-- Start of Data records --

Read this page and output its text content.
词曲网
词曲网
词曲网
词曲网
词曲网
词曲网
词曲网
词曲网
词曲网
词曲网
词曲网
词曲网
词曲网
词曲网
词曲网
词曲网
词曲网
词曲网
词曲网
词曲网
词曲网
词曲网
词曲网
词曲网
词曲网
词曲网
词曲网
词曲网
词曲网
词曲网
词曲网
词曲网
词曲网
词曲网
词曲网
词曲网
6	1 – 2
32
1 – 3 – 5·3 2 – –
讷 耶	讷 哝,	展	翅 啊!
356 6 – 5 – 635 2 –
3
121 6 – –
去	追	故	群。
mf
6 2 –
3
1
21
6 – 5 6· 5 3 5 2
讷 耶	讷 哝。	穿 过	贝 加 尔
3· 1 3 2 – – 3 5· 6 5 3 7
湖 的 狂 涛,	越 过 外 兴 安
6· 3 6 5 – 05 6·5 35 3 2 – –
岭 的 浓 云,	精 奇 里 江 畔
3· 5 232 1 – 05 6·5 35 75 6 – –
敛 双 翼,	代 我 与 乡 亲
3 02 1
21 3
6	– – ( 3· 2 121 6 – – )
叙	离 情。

-- End of Data records --

▶ [To be done]: Copy out all the entries shown above, character for character.

▶ [Task answer]:
Read this page and output its text content.
词曲网
词曲网
词曲网
词曲网
词曲网
词曲网
词曲网
词曲网
词曲网
词曲网
词曲网
词曲网
词曲网
词曲网
词曲网
词曲网
词曲网
词曲网
词曲网
词曲网
词曲网
词曲网
词曲网
词曲网
词曲网
词曲网
词曲网
词曲网
词曲网
词曲网
词曲网
词曲网
词曲网
词曲网
词曲网
词曲网
6	1 – 2
32
1 – 3 – 5·3 2 – –
讷 耶	讷 哝,	展	翅 啊!
356 6 – 5 – 635 2 –
3
121 6 – –
去	追	故	群。
mf
6 2 –
3
1
21
6 – 5 6· 5 3 5 2
讷 耶	讷 哝。	穿 过	贝 加 尔
3· 1 3 2 – – 3 5· 6 5 3 7
湖 的 狂 涛,	越 过 外 兴 安
6· 3 6 5 – 05 6·5 35 3 2 – –
岭 的 浓 云,	精 奇 里 江 畔
3· 5 232 1 – 05 6·5 35 75 6 – –
敛 双 翼,	代 我 与 乡 亲
3 02 1
21 3
6	– – ( 3· 2 121 6 – – )
叙	离 情。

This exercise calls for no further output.